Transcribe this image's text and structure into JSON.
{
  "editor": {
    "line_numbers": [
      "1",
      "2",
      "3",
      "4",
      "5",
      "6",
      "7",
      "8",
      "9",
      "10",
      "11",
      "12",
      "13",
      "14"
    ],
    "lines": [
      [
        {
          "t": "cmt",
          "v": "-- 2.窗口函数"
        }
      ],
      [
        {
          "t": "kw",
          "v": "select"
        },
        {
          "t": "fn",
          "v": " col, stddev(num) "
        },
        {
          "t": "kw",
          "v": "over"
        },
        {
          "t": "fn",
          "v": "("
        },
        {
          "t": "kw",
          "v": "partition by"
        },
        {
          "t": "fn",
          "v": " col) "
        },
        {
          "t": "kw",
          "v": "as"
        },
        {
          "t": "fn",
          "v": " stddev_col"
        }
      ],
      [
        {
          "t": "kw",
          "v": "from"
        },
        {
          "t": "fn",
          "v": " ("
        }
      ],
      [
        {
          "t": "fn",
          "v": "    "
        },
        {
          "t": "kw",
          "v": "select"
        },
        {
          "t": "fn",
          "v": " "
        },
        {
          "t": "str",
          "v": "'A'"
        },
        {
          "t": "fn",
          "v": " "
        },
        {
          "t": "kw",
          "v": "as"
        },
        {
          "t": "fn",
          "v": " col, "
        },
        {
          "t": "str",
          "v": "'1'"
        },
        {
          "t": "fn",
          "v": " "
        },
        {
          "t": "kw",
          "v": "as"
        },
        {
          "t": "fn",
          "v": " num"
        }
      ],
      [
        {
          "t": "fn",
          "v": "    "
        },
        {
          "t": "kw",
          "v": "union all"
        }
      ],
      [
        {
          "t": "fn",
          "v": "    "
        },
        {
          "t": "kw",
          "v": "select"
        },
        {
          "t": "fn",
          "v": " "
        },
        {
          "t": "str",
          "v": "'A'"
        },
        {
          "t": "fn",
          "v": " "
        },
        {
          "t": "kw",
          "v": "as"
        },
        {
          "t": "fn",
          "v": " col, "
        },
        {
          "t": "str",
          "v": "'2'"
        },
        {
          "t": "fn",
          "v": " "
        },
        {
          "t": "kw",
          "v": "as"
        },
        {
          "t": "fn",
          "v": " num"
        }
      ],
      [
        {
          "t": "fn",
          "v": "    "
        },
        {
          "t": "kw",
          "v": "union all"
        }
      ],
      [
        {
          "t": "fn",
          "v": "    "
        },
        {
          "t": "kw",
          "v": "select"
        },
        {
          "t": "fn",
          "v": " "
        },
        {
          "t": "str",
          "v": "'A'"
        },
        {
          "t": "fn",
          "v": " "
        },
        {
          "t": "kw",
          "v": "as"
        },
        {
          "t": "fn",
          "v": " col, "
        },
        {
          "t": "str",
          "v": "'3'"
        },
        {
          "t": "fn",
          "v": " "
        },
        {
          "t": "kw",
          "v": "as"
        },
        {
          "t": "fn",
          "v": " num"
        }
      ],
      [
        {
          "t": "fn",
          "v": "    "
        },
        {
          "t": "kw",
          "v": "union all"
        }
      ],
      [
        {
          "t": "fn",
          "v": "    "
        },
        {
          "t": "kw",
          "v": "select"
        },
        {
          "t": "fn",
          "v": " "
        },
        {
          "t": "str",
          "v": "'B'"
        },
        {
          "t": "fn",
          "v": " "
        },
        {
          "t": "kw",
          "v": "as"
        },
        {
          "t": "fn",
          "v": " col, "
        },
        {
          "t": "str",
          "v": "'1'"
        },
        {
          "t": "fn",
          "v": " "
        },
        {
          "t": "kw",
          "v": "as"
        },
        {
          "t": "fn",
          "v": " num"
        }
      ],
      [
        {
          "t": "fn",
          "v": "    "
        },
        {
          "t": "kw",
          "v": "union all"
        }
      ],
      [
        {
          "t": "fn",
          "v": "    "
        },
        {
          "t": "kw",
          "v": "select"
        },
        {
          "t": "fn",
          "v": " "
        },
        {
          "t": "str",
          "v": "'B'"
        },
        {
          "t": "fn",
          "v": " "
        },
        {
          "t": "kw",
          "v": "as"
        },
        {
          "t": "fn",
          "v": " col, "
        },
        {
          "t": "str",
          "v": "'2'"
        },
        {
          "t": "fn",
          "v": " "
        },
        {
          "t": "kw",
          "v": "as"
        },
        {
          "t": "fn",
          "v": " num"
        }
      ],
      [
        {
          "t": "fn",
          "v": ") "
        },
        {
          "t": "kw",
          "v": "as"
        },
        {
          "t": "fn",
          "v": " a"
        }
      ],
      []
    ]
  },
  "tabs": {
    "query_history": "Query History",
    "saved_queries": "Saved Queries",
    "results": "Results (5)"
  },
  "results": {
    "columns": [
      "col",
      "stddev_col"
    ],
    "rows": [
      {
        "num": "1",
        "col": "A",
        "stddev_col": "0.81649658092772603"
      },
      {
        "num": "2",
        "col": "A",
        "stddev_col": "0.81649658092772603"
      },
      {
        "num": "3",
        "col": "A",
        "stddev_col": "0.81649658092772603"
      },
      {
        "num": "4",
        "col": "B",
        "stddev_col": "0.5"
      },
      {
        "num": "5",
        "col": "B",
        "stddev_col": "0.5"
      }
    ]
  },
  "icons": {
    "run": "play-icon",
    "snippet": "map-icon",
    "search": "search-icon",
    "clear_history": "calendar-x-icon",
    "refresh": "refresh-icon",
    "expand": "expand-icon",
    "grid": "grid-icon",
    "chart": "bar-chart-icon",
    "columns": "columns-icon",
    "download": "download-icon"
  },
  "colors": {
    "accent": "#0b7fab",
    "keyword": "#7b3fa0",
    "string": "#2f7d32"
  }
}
================
## Your task
All of the entries must be written out exactly as they stand.

## Solution below
Transcribe this image's text and structure into JSON.
{
  "editor": {
    "line_numbers": [
      "1",
      "2",
      "3",
      "4",
      "5",
      "6",
      "7",
      "8",
      "9",
      "10",
      "11",
      "12",
      "13",
      "14"
    ],
    "lines": [
      [
        {
          "t": "cmt",
          "v": "-- 2.窗口函数"
        }
      ],
      [
        {
          "t": "kw",
          "v": "select"
        },
        {
          "t": "fn",
          "v": " col, stddev(num) "
        },
        {
          "t": "kw",
          "v": "over"
        },
        {
          "t": "fn",
          "v": "("
        },
        {
          "t": "kw",
          "v": "partition by"
        },
        {
          "t": "fn",
          "v": " col) "
        },
        {
          "t": "kw",
          "v": "as"
        },
        {
          "t": "fn",
          "v": " stddev_col"
        }
      ],
      [
        {
          "t": "kw",
          "v": "from"
        },
        {
          "t": "fn",
          "v": " ("
        }
      ],
      [
        {
          "t": "fn",
          "v": "    "
        },
        {
          "t": "kw",
          "v": "select"
        },
        {
          "t": "fn",
          "v": " "
        },
        {
          "t": "str",
          "v": "'A'"
        },
        {
          "t": "fn",
          "v": " "
        },
        {
          "t": "kw",
          "v": "as"
        },
        {
          "t": "fn",
          "v": " col, "
        },
        {
          "t": "str",
          "v": "'1'"
        },
        {
          "t": "fn",
          "v": " "
        },
        {
          "t": "kw",
          "v": "as"
        },
        {
          "t": "fn",
          "v": " num"
        }
      ],
      [
        {
          "t": "fn",
          "v": "    "
        },
        {
          "t": "kw",
          "v": "union all"
        }
      ],
      [
        {
          "t": "fn",
          "v": "    "
        },
        {
          "t": "kw",
          "v": "select"
        },
        {
          "t": "fn",
          "v": " "
        },
        {
          "t": "str",
          "v": "'A'"
        },
        {
          "t": "fn",
          "v": " "
        },
        {
          "t": "kw",
          "v": "as"
        },
        {
          "t": "fn",
          "v": " col, "
        },
        {
          "t": "str",
          "v": "'2'"
        },
        {
          "t": "fn",
          "v": " "
        },
        {
          "t": "kw",
          "v": "as"
        },
        {
          "t": "fn",
          "v": " num"
        }
      ],
      [
        {
          "t": "fn",
          "v": "    "
        },
        {
          "t": "kw",
          "v": "union all"
        }
      ],
      [
        {
          "t": "fn",
          "v": "    "
        },
        {
          "t": "kw",
          "v": "select"
        },
        {
          "t": "fn",
          "v": " "
        },
        {
          "t": "str",
          "v": "'A'"
        },
        {
          "t": "fn",
          "v": " "
        },
        {
          "t": "kw",
          "v": "as"
        },
        {
          "t": "fn",
          "v": " col, "
        },
        {
          "t": "str",
          "v": "'3'"
        },
        {
          "t": "fn",
          "v": " "
        },
        {
          "t": "kw",
          "v": "as"
        },
        {
          "t": "fn",
          "v": " num"
        }
      ],
      [
        {
          "t": "fn",
          "v": "    "
        },
        {
          "t": "kw",
          "v": "union all"
        }
      ],
      [
        {
          "t": "fn",
          "v": "    "
        },
        {
          "t": "kw",
          "v": "select"
        },
        {
          "t": "fn",
          "v": " "
        },
        {
          "t": "str",
          "v": "'B'"
        },
        {
          "t": "fn",
          "v": " "
        },
        {
          "t": "kw",
          "v": "as"
        },
        {
          "t": "fn",
          "v": " col, "
        },
        {
          "t": "str",
          "v": "'1'"
        },
        {
          "t": "fn",
          "v": " "
        },
        {
          "t": "kw",
          "v": "as"
        },
        {
          "t": "fn",
          "v": " num"
        }
      ],
      [
        {
          "t": "fn",
          "v": "    "
        },
        {
          "t": "kw",
          "v": "union all"
        }
      ],
      [
        {
          "t": "fn",
          "v": "    "
        },
        {
          "t": "kw",
          "v": "select"
        },
        {
          "t": "fn",
          "v": " "
        },
        {
          "t": "str",
          "v": "'B'"
        },
        {
          "t": "fn",
          "v": " "
        },
        {
          "t": "kw",
          "v": "as"
        },
        {
          "t": "fn",
          "v": " col, "
        },
        {
          "t": "str",
          "v": "'2'"
        },
        {
          "t": "fn",
          "v": " "
        },
        {
          "t": "kw",
          "v": "as"
        },
        {
          "t": "fn",
          "v": " num"
        }
      ],
      [
        {
          "t": "fn",
          "v": ") "
        },
        {
          "t": "kw",
          "v": "as"
        },
        {
          "t": "fn",
          "v": " a"
        }
      ],
      []
    ]
  },
  "tabs": {
    "query_history": "Query History",
    "saved_queries": "Saved Queries",
    "results": "Results (5)"
  },
  "results": {
    "columns": [
      "col",
      "stddev_col"
    ],
    "rows": [
      {
        "num": "1",
        "col": "A",
        "stddev_col": "0.81649658092772603"
      },
      {
        "num": "2",
        "col": "A",
        "stddev_col": "0.81649658092772603"
      },
      {
        "num": "3",
        "col": "A",
        "stddev_col": "0.81649658092772603"
      },
      {
        "num": "4",
        "col": "B",
        "stddev_col": "0.5"
      },
      {
        "num": "5",
        "col": "B",
        "stddev_col": "0.5"
      }
    ]
  },
  "icons": {
    "run": "play-icon",
    "snippet": "map-icon",
    "search": "search-icon",
    "clear_history": "calendar-x-icon",
    "refresh": "refresh-icon",
    "expand": "expand-icon",
    "grid": "grid-icon",
    "chart": "bar-chart-icon",
    "columns": "columns-icon",
    "download": "download-icon"
  },
  "colors": {
    "accent": "#0b7fab",
    "keyword": "#7b3fa0",
    "string": "#2f7d32"
  }
}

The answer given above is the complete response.